***** DATASET *****

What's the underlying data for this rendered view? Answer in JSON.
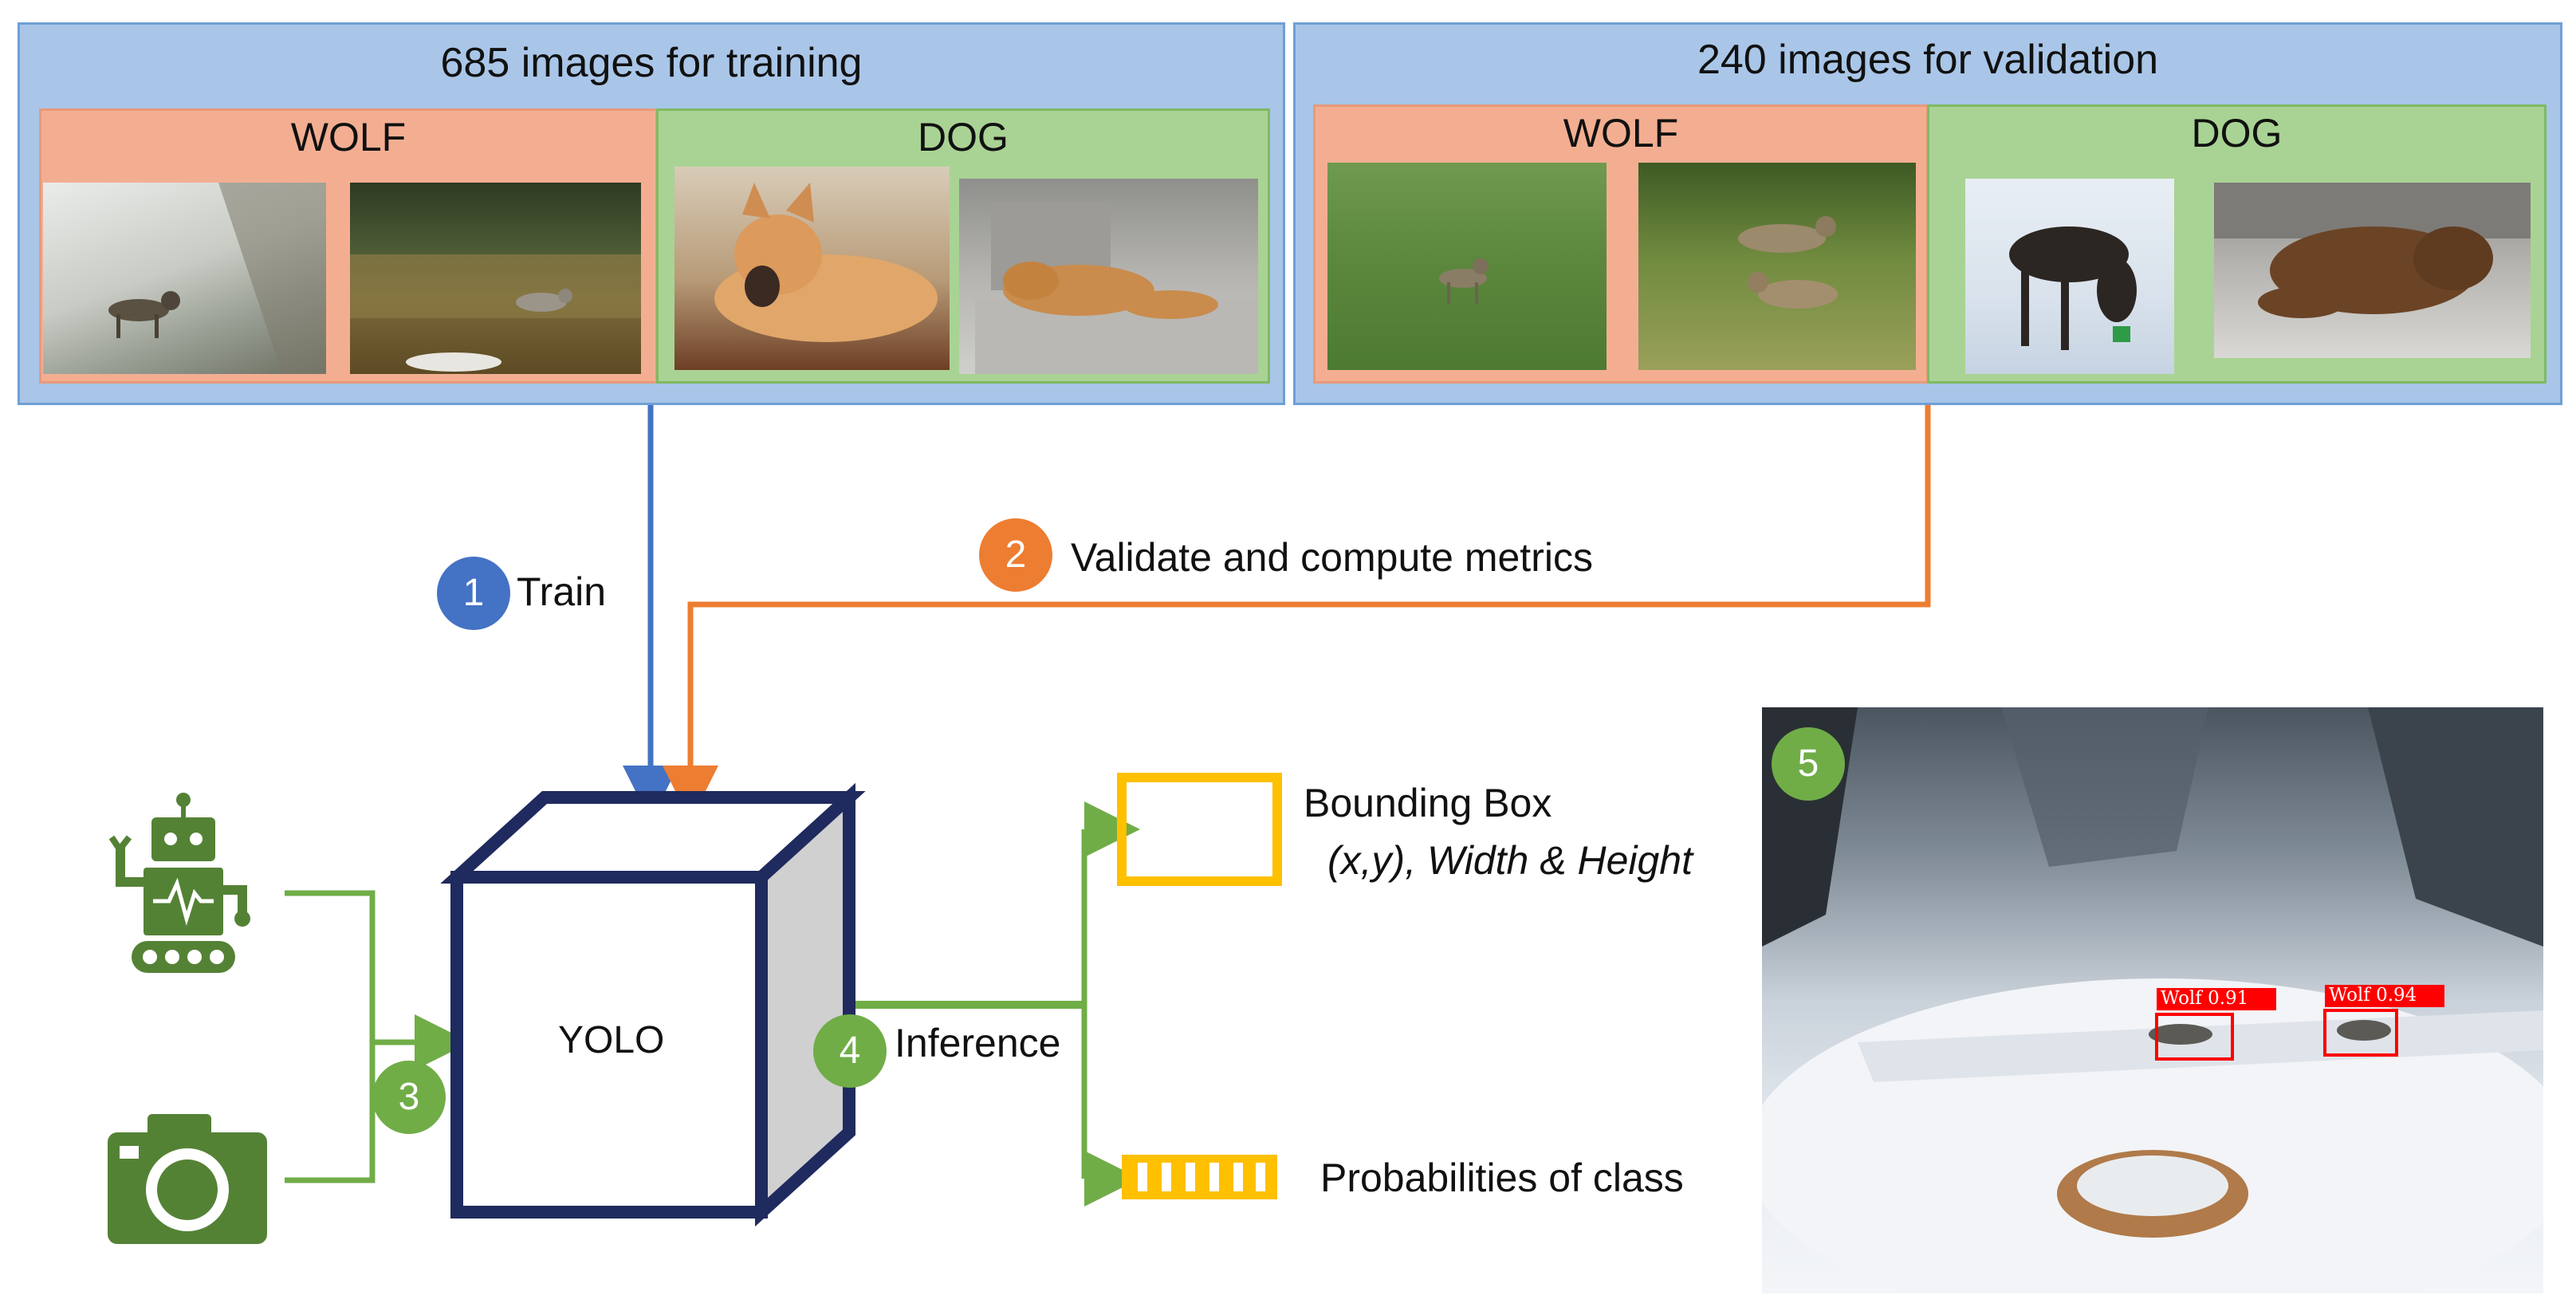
{
  "training": {
    "title": "685 images for training",
    "wolf_label": "WOLF",
    "dog_label": "DOG"
  },
  "validation": {
    "title": "240 images for validation",
    "wolf_label": "WOLF",
    "dog_label": "DOG"
  },
  "steps": [
    {
      "number": "1",
      "label": "Train",
      "color": "#4472c4"
    },
    {
      "number": "2",
      "label": "Validate and compute metrics",
      "color": "#ed7d31"
    },
    {
      "number": "3",
      "label": "",
      "color": "#70ad47"
    },
    {
      "number": "4",
      "label": "Inference",
      "color": "#70ad47"
    },
    {
      "number": "5",
      "label": "",
      "color": "#70ad47"
    }
  ],
  "model": {
    "label": "YOLO"
  },
  "outputs": {
    "bbox_title": "Bounding Box",
    "bbox_detail": "(x,y), Width & Height",
    "probabilities": "Probabilities of class"
  },
  "detections": [
    {
      "label": "Wolf 0.91"
    },
    {
      "label": "Wolf 0.94"
    }
  ],
  "colors": {
    "train_arrow": "#4472c4",
    "validate_arrow": "#ed7d31",
    "inference": "#70ad47",
    "output_box": "#ffc000",
    "cube": "#1f2a5e",
    "detection": "#ff0000"
  },
  "icons": [
    "robot-icon",
    "camera-icon"
  ]
}
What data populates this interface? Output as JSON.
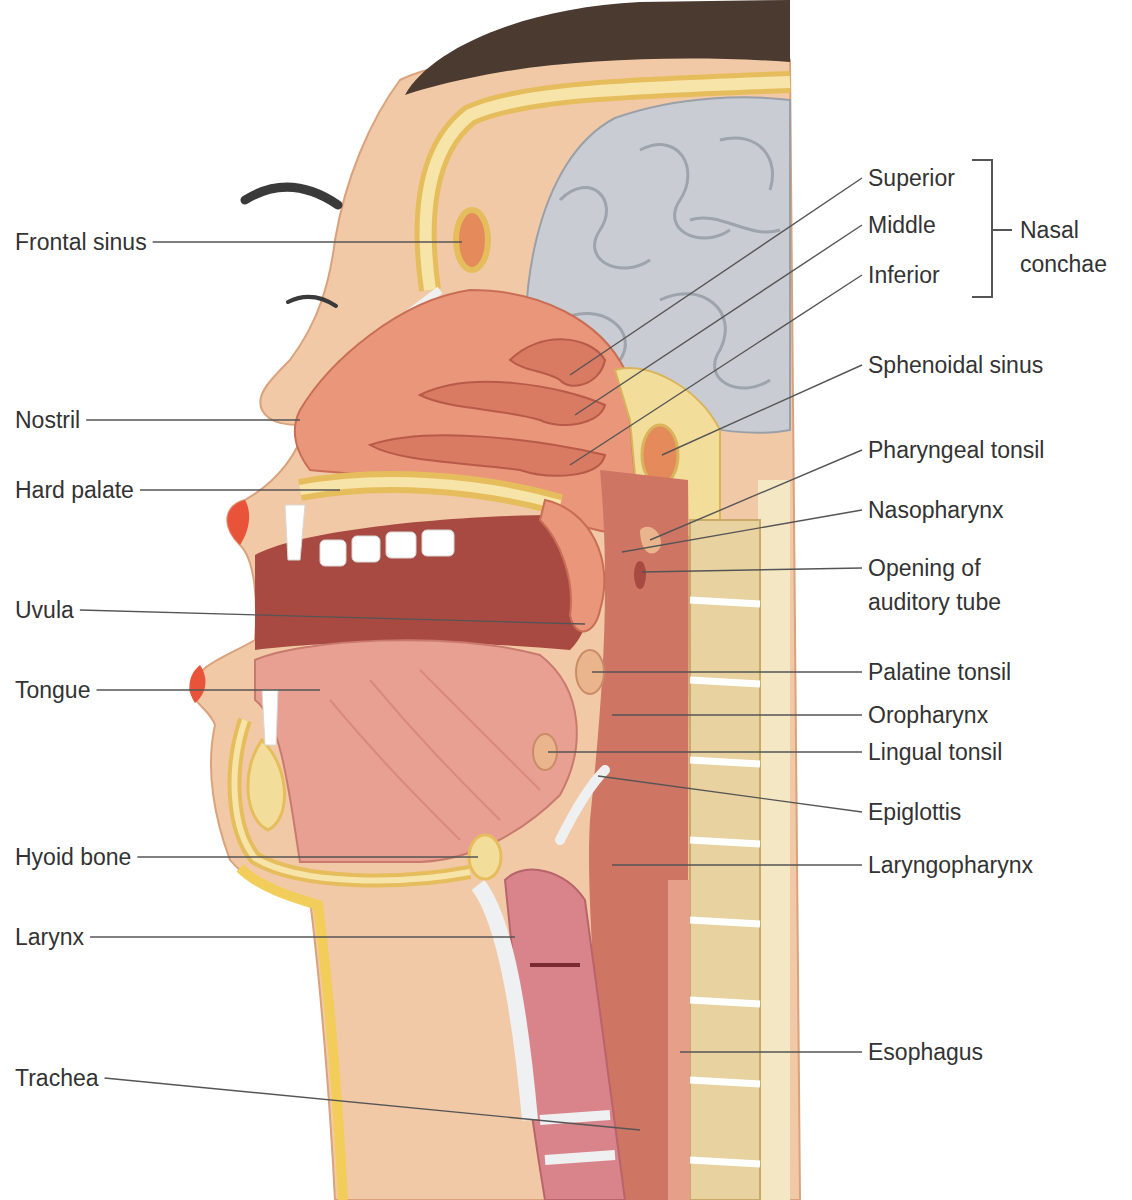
{
  "diagram": {
    "labels": [
      "Frontal sinus",
      "Nostril",
      "Hard palate",
      "Uvula",
      "Tongue",
      "Hyoid bone",
      "Larynx",
      "Trachea",
      "Superior",
      "Middle",
      "Inferior",
      "Nasal conchae",
      "Sphenoidal sinus",
      "Pharyngeal tonsil",
      "Nasopharynx",
      "Opening of auditory tube",
      "Palatine tonsil",
      "Oropharynx",
      "Lingual tonsil",
      "Epiglottis",
      "Laryngopharynx",
      "Esophagus"
    ]
  }
}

*****

EXERCISE TASK — Exclude the pictures and transcribe all of the entries exactly.

RESPONSE TO THIS TASK —
What's the underlying data for this rendered view? Answer in JSON.
{
  "training": {
    "title": "685 images for training",
    "wolf_label": "WOLF",
    "dog_label": "DOG"
  },
  "validation": {
    "title": "240 images for validation",
    "wolf_label": "WOLF",
    "dog_label": "DOG"
  },
  "steps": [
    {
      "number": "1",
      "label": "Train",
      "color": "#4472c4"
    },
    {
      "number": "2",
      "label": "Validate and compute metrics",
      "color": "#ed7d31"
    },
    {
      "number": "3",
      "label": "",
      "color": "#70ad47"
    },
    {
      "number": "4",
      "label": "Inference",
      "color": "#70ad47"
    },
    {
      "number": "5",
      "label": "",
      "color": "#70ad47"
    }
  ],
  "model": {
    "label": "YOLO"
  },
  "outputs": {
    "bbox_title": "Bounding Box",
    "bbox_detail": "(x,y), Width & Height",
    "probabilities": "Probabilities of class"
  },
  "detections": [
    {
      "label": "Wolf 0.91"
    },
    {
      "label": "Wolf 0.94"
    }
  ],
  "colors": {
    "train_arrow": "#4472c4",
    "validate_arrow": "#ed7d31",
    "inference": "#70ad47",
    "output_box": "#ffc000",
    "cube": "#1f2a5e",
    "detection": "#ff0000"
  },
  "icons": [
    "robot-icon",
    "camera-icon"
  ]
}
What data populates this interface? Output as JSON.
{
  "diagram": {
    "labels": [
      "Frontal sinus",
      "Nostril",
      "Hard palate",
      "Uvula",
      "Tongue",
      "Hyoid bone",
      "Larynx",
      "Trachea",
      "Superior",
      "Middle",
      "Inferior",
      "Nasal conchae",
      "Sphenoidal sinus",
      "Pharyngeal tonsil",
      "Nasopharynx",
      "Opening of auditory tube",
      "Palatine tonsil",
      "Oropharynx",
      "Lingual tonsil",
      "Epiglottis",
      "Laryngopharynx",
      "Esophagus"
    ]
  }
}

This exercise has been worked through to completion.